• _Exercise goal_: All of the data should be output character for character, except the pictures.

• _Material supplied_:

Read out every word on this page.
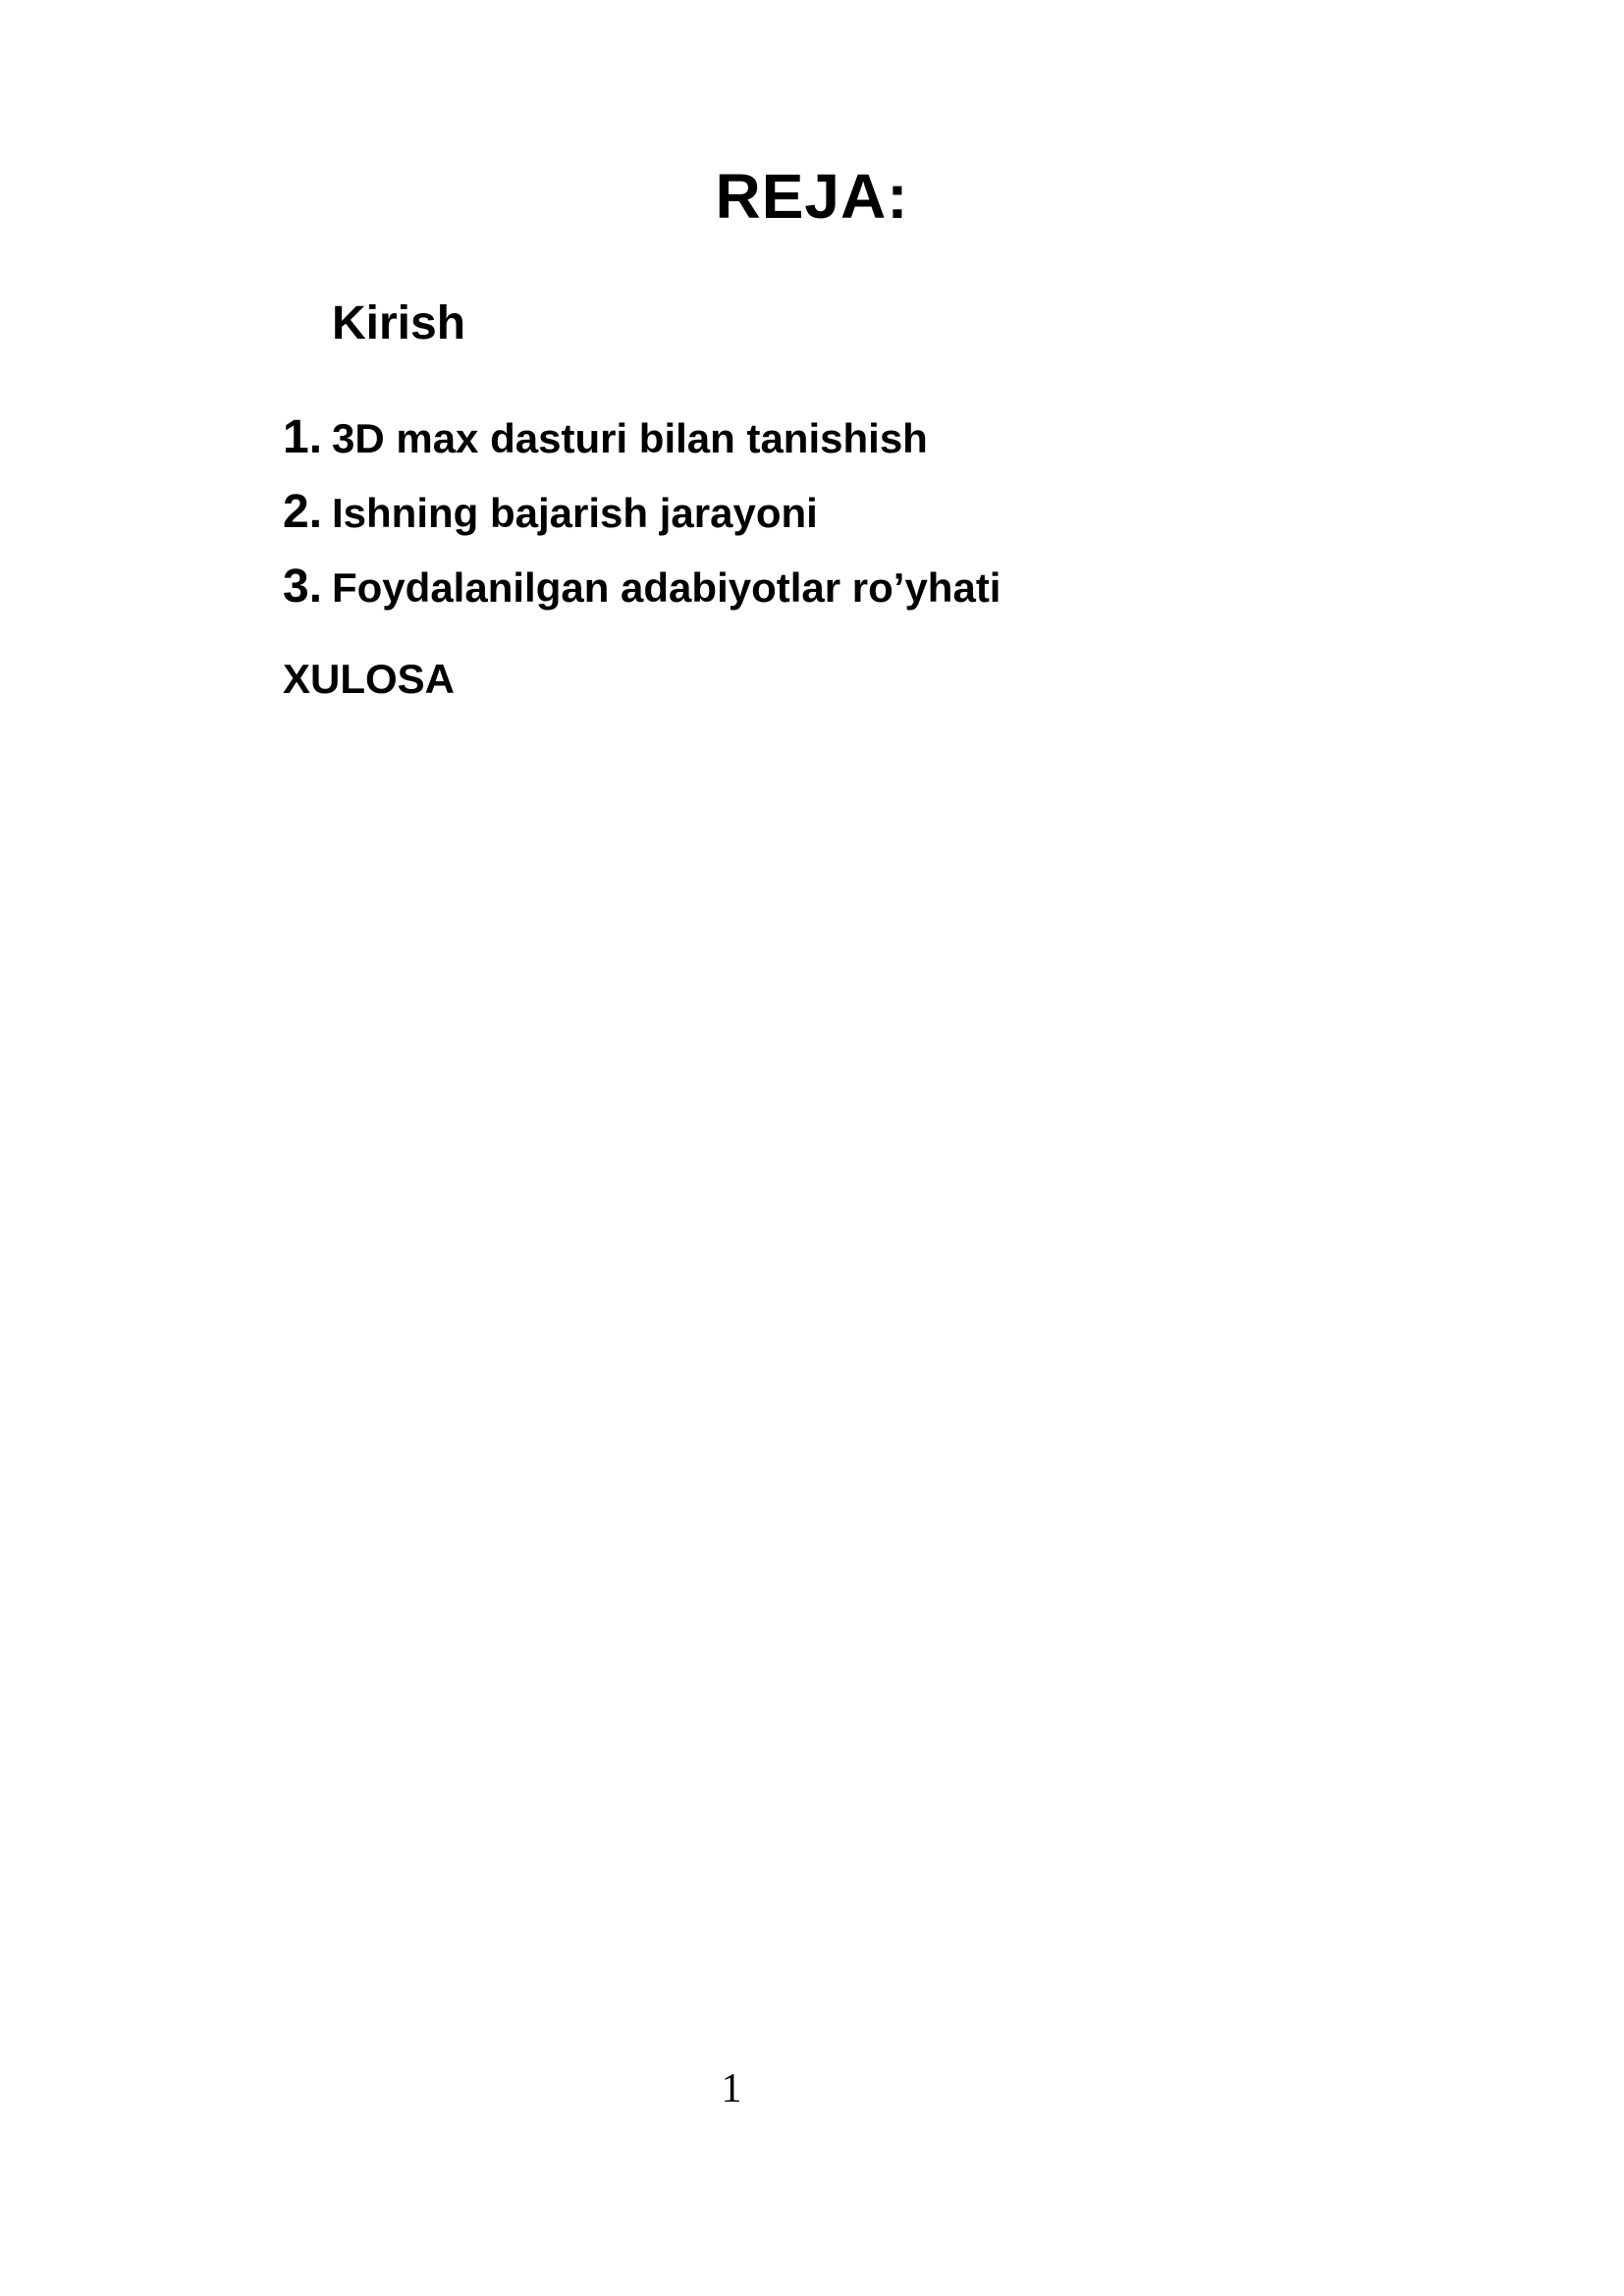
REJA:
Kirish
1. 3D max dasturi bilan tanishish
2. Ishning bajarish jarayoni
3. Foydalanilgan adabiyotlar ro’yhati
XULOSA
1
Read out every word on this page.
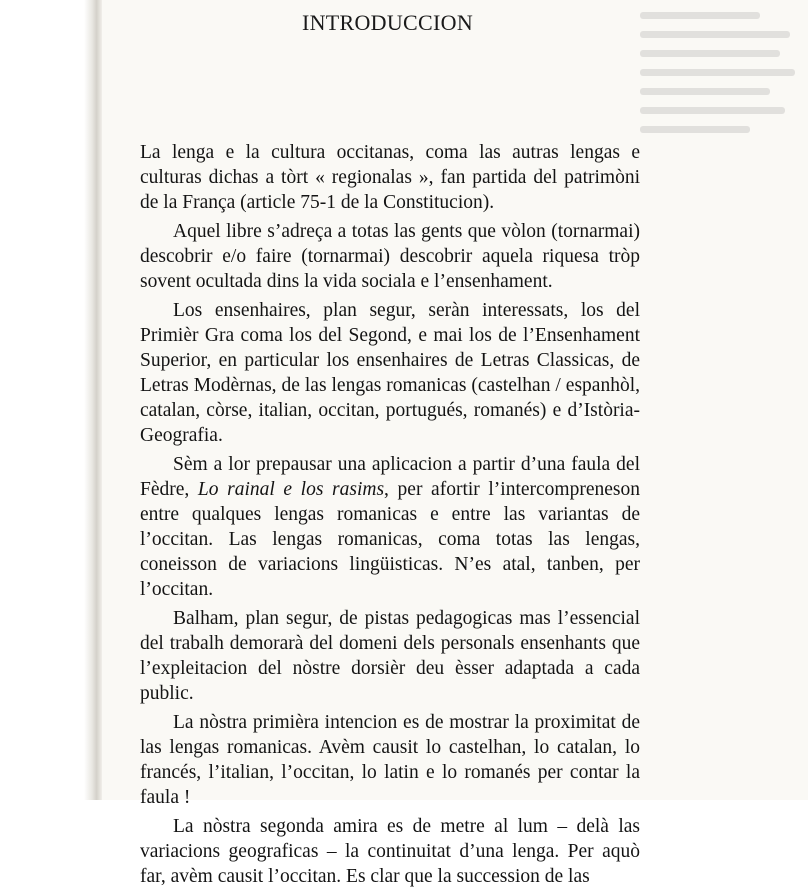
INTRODUCCION

La lenga e la cultura occitanas, coma las autras lengas e culturas dichas a tòrt « regionalas », fan partida del patrimòni de la França (article 75-1 de la Constitucion).

Aquel libre s’adreça a totas las gents que vòlon (tornarmai) descobrir e/o faire (tornarmai) descobrir aquela riquesa tròp sovent ocultada dins la vida sociala e l’ensenhament.

Los ensenhaires, plan segur, seràn interessats, los del Primièr Gra coma los del Segond, e mai los de l’Ensenhament Superior, en particular los ensenhaires de Letras Classicas, de Letras Modèrnas, de las lengas romanicas (castelhan / espanhòl, catalan, còrse, italian, occitan, portugués, romanés) e d’Istòria-Geografia.

Sèm a lor prepausar una aplicacion a partir d’una faula del Fèdre, Lo rainal e los rasims, per afortir l’intercompreneson entre qualques lengas romanicas e entre las variantas de l’occitan. Las lengas romanicas, coma totas las lengas, coneisson de variacions lingüisticas. N’es atal, tanben, per l’occitan.

Balham, plan segur, de pistas pedagogicas mas l’essencial del trabalh demorarà del domeni dels personals ensenhants que l’expleitacion del nòstre dorsièr deu èsser adaptada a cada public.

La nòstra primièra intencion es de mostrar la proximitat de las lengas romanicas. Avèm causit lo castelhan, lo catalan, lo francés, l’italian, l’occitan, lo latin e lo romanés per contar la faula !

La nòstra segonda amira es de metre al lum – delà las variacions geograficas – la continuitat d’una lenga. Per aquò far, avèm causit l’occitan. Es clar que la succession de las
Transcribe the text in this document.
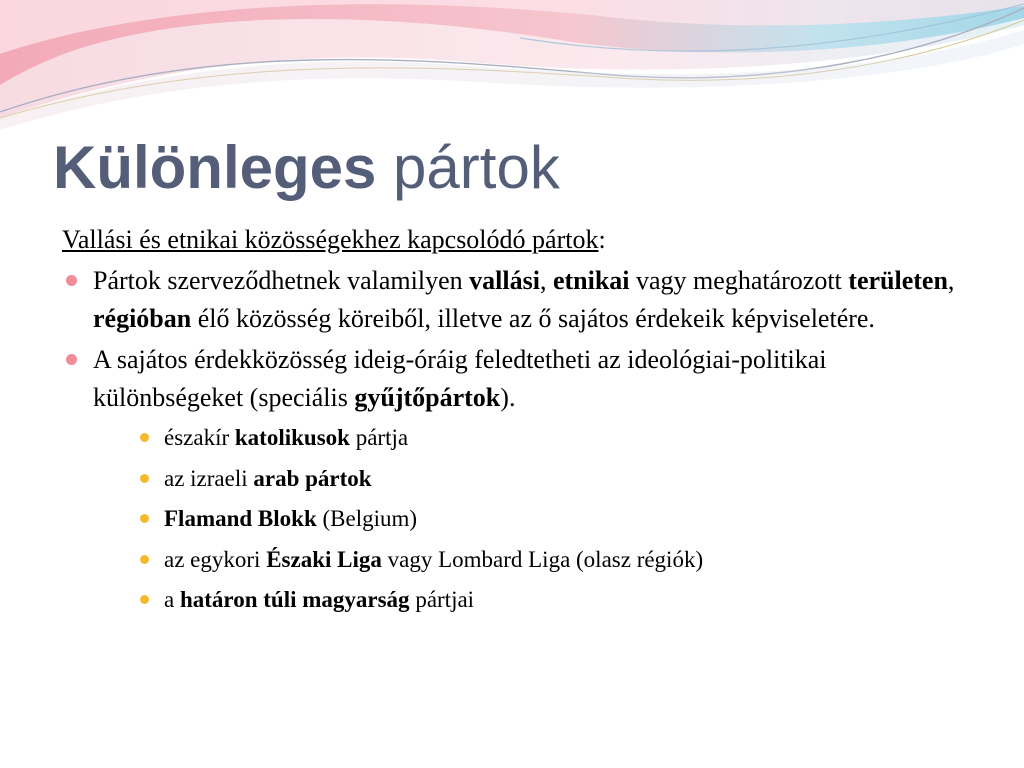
Különleges pártok

Vallási és etnikai közösségekhez kapcsolódó pártok:

Pártok szerveződhetnek valamilyen vallási, etnikai vagy meghatározott területen, régióban élő közösség köreiből, illetve az ő sajátos érdekeik képviseletére.
A sajátos érdekközösség ideig-óráig feledtetheti az ideológiai-politikai különbségeket (speciális gyűjtőpártok).
északír katolikusok pártja
az izraeli arab pártok
Flamand Blokk (Belgium)
az egykori Északi Liga vagy Lombard Liga (olasz régiók)
a határon túli magyarság pártjai
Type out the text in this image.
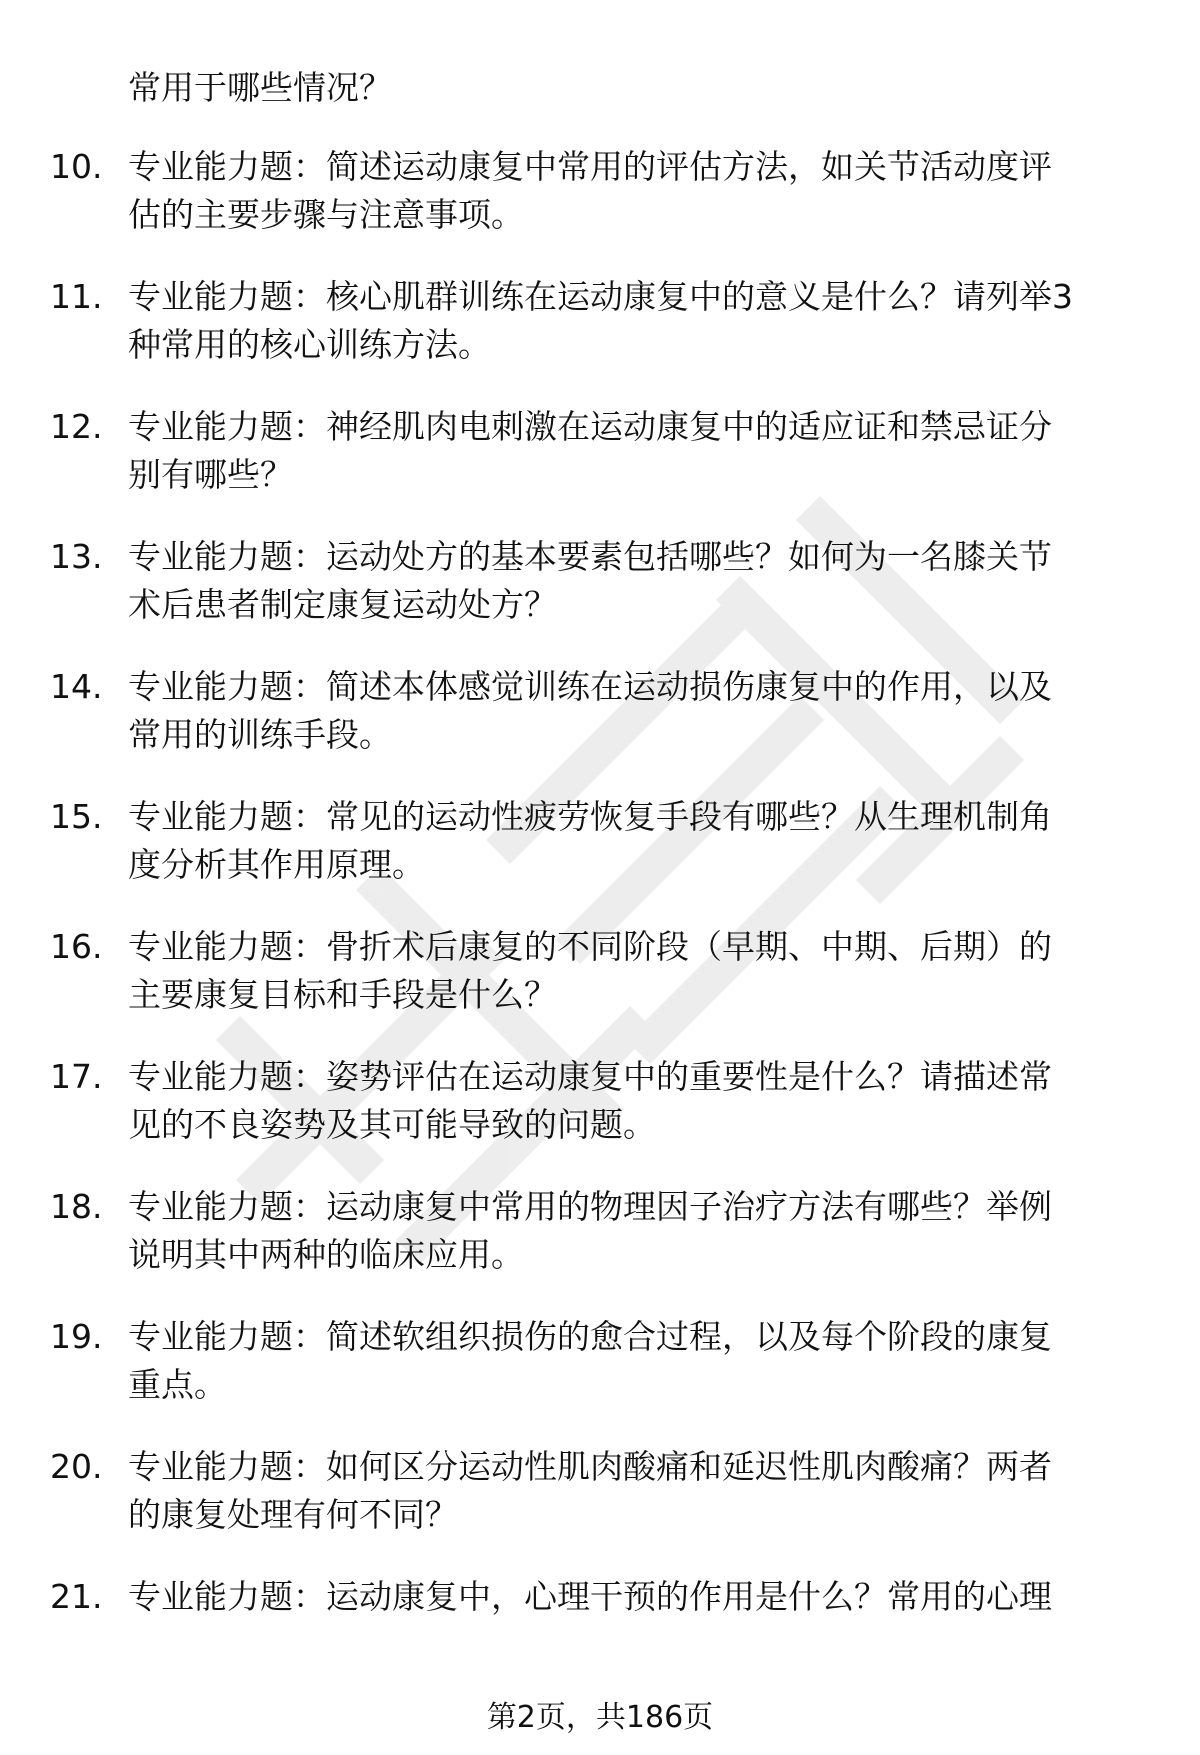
常用于哪些情况？
10. 专业能力题：简述运动康复中常用的评估方法，如关节活动度评
估的主要步骤与注意事项。
11. 专业能力题：核心肌群训练在运动康复中的意义是什么？请列举3
种常用的核心训练方法。
12. 专业能力题：神经肌肉电刺激在运动康复中的适应证和禁忌证分
别有哪些？
13. 专业能力题：运动处方的基本要素包括哪些？如何为一名膝关节
术后患者制定康复运动处方？
14. 专业能力题：简述本体感觉训练在运动损伤康复中的作用，以及
常用的训练手段。
15. 专业能力题：常见的运动性疲劳恢复手段有哪些？从生理机制角
度分析其作用原理。
16. 专业能力题：骨折术后康复的不同阶段（早期、中期、后期）的
主要康复目标和手段是什么？
17. 专业能力题：姿势评估在运动康复中的重要性是什么？请描述常
见的不良姿势及其可能导致的问题。
18. 专业能力题：运动康复中常用的物理因子治疗方法有哪些？举例
说明其中两种的临床应用。
19. 专业能力题：简述软组织损伤的愈合过程，以及每个阶段的康复
重点。
20. 专业能力题：如何区分运动性肌肉酸痛和延迟性肌肉酸痛？两者
的康复处理有何不同？
21. 专业能力题：运动康复中，心理干预的作用是什么？常用的心理
第2页，共186页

• _Exercise answer_:
Read out every word on this page.
REJA:
Kirish
1. 3D max dasturi bilan tanishish
2. Ishning bajarish jarayoni
3. Foydalanilgan adabiyotlar ro’yhati
XULOSA
1
Read out every word on this page.
INTRODUCCION

La lenga e la cultura occitanas, coma las autras lengas e culturas dichas a tòrt « regionalas », fan partida del patrimòni de la França (article 75-1 de la Constitucion).

Aquel libre s’adreça a totas las gents que vòlon (tornarmai) descobrir e/o faire (tornarmai) descobrir aquela riquesa tròp sovent ocultada dins la vida sociala e l’ensenhament.

Los ensenhaires, plan segur, seràn interessats, los del Primièr Gra coma los del Segond, e mai los de l’Ensenhament Superior, en particular los ensenhaires de Letras Classicas, de Letras Modèrnas, de las lengas romanicas (castelhan / espanhòl, catalan, còrse, italian, occitan, portugués, romanés) e d’Istòria-Geografia.

Sèm a lor prepausar una aplicacion a partir d’una faula del Fèdre, Lo rainal e los rasims, per afortir l’intercompreneson entre qualques lengas romanicas e entre las variantas de l’occitan. Las lengas romanicas, coma totas las lengas, coneisson de variacions lingüisticas. N’es atal, tanben, per l’occitan.

Balham, plan segur, de pistas pedagogicas mas l’essencial del trabalh demorarà del domeni dels personals ensenhants que l’expleitacion del nòstre dorsièr deu èsser adaptada a cada public.

La nòstra primièra intencion es de mostrar la proximitat de las lengas romanicas. Avèm causit lo castelhan, lo catalan, lo francés, l’italian, l’occitan, lo latin e lo romanés per contar la faula !

La nòstra segonda amira es de metre al lum – delà las variacions geograficas – la continuitat d’una lenga. Per aquò far, avèm causit l’occitan. Es clar que la succession de las
Transcribe the text in this document.
Különleges pártok

Vallási és etnikai közösségekhez kapcsolódó pártok:

Pártok szerveződhetnek valamilyen vallási, etnikai vagy meghatározott területen, régióban élő közösség köreiből, illetve az ő sajátos érdekeik képviseletére.
A sajátos érdekközösség ideig-óráig feledtetheti az ideológiai-politikai különbségeket (speciális gyűjtőpártok).
északír katolikusok pártja
az izraeli arab pártok
Flamand Blokk (Belgium)
az egykori Északi Liga vagy Lombard Liga (olasz régiók)
a határon túli magyarság pártjai
Type out the text in this image.
常用于哪些情况？
10. 专业能力题：简述运动康复中常用的评估方法，如关节活动度评
估的主要步骤与注意事项。
11. 专业能力题：核心肌群训练在运动康复中的意义是什么？请列举3
种常用的核心训练方法。
12. 专业能力题：神经肌肉电刺激在运动康复中的适应证和禁忌证分
别有哪些？
13. 专业能力题：运动处方的基本要素包括哪些？如何为一名膝关节
术后患者制定康复运动处方？
14. 专业能力题：简述本体感觉训练在运动损伤康复中的作用，以及
常用的训练手段。
15. 专业能力题：常见的运动性疲劳恢复手段有哪些？从生理机制角
度分析其作用原理。
16. 专业能力题：骨折术后康复的不同阶段（早期、中期、后期）的
主要康复目标和手段是什么？
17. 专业能力题：姿势评估在运动康复中的重要性是什么？请描述常
见的不良姿势及其可能导致的问题。
18. 专业能力题：运动康复中常用的物理因子治疗方法有哪些？举例
说明其中两种的临床应用。
19. 专业能力题：简述软组织损伤的愈合过程，以及每个阶段的康复
重点。
20. 专业能力题：如何区分运动性肌肉酸痛和延迟性肌肉酸痛？两者
的康复处理有何不同？
21. 专业能力题：运动康复中，心理干预的作用是什么？常用的心理
第2页，共186页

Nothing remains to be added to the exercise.